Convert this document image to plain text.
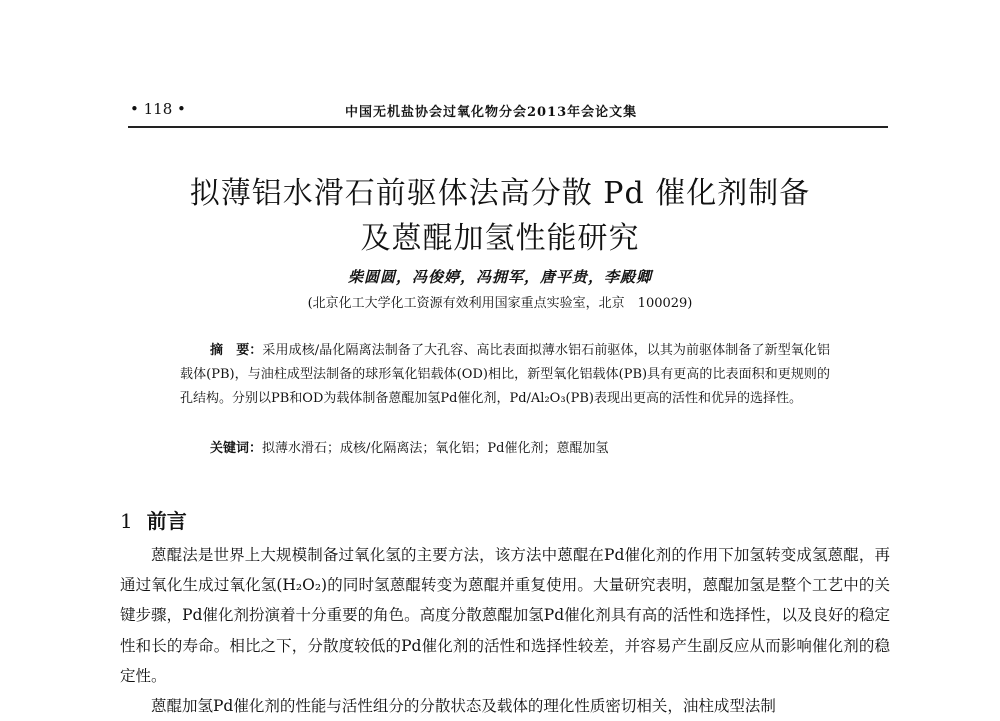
• 118 •	中国无机盐协会过氧化物分会2013年会论文集
拟薄铝水滑石前驱体法高分散 Pd 催化剂制备
及蒽醌加氢性能研究
柴圆圆，冯俊婷，冯拥军，唐平贵，李殿卿
(北京化工大学化工资源有效利用国家重点实验室，北京　100029)
摘　要：采用成核/晶化隔离法制备了大孔容、高比表面拟薄水铝石前驱体，以其为前驱体制备了新型氧化铝载体(PB)，与油柱成型法制备的球形氧化铝载体(OD)相比，新型氧化铝载体(PB)具有更高的比表面积和更规则的孔结构。分别以PB和OD为载体制备蒽醌加氢Pd催化剂，Pd/Al₂O₃(PB)表现出更高的活性和优异的选择性。
关键词：拟薄水滑石；成核/化隔离法；氧化铝；Pd催化剂；蒽醌加氢
1 前言

蒽醌法是世界上大规模制备过氧化氢的主要方法，该方法中蒽醌在Pd催化剂的作用下加氢转变成氢蒽醌，再通过氧化生成过氧化氢(H₂O₂)的同时氢蒽醌转变为蒽醌并重复使用。大量研究表明，蒽醌加氢是整个工艺中的关键步骤，Pd催化剂扮演着十分重要的角色。高度分散蒽醌加氢Pd催化剂具有高的活性和选择性，以及良好的稳定性和长的寿命。相比之下，分散度较低的Pd催化剂的活性和选择性较差，并容易产生副反应从而影响催化剂的稳定性。

蒽醌加氢Pd催化剂的性能与活性组分的分散状态及载体的理化性质密切相关，油柱成型法制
──────
DIRECTION:
Copy out the data above exactly, except the pictures.

ANSWER TO THIS TASK:
Convert this document image to plain text.
• 118 •	中国无机盐协会过氧化物分会2013年会论文集
拟薄铝水滑石前驱体法高分散 Pd 催化剂制备
及蒽醌加氢性能研究
柴圆圆，冯俊婷，冯拥军，唐平贵，李殿卿
(北京化工大学化工资源有效利用国家重点实验室，北京　100029)
摘　要：采用成核/晶化隔离法制备了大孔容、高比表面拟薄水铝石前驱体，以其为前驱体制备了新型氧化铝载体(PB)，与油柱成型法制备的球形氧化铝载体(OD)相比，新型氧化铝载体(PB)具有更高的比表面积和更规则的孔结构。分别以PB和OD为载体制备蒽醌加氢Pd催化剂，Pd/Al₂O₃(PB)表现出更高的活性和优异的选择性。
关键词：拟薄水滑石；成核/化隔离法；氧化铝；Pd催化剂；蒽醌加氢
1 前言

蒽醌法是世界上大规模制备过氧化氢的主要方法，该方法中蒽醌在Pd催化剂的作用下加氢转变成氢蒽醌，再通过氧化生成过氧化氢(H₂O₂)的同时氢蒽醌转变为蒽醌并重复使用。大量研究表明，蒽醌加氢是整个工艺中的关键步骤，Pd催化剂扮演着十分重要的角色。高度分散蒽醌加氢Pd催化剂具有高的活性和选择性，以及良好的稳定性和长的寿命。相比之下，分散度较低的Pd催化剂的活性和选择性较差，并容易产生副反应从而影响催化剂的稳定性。

蒽醌加氢Pd催化剂的性能与活性组分的分散状态及载体的理化性质密切相关，油柱成型法制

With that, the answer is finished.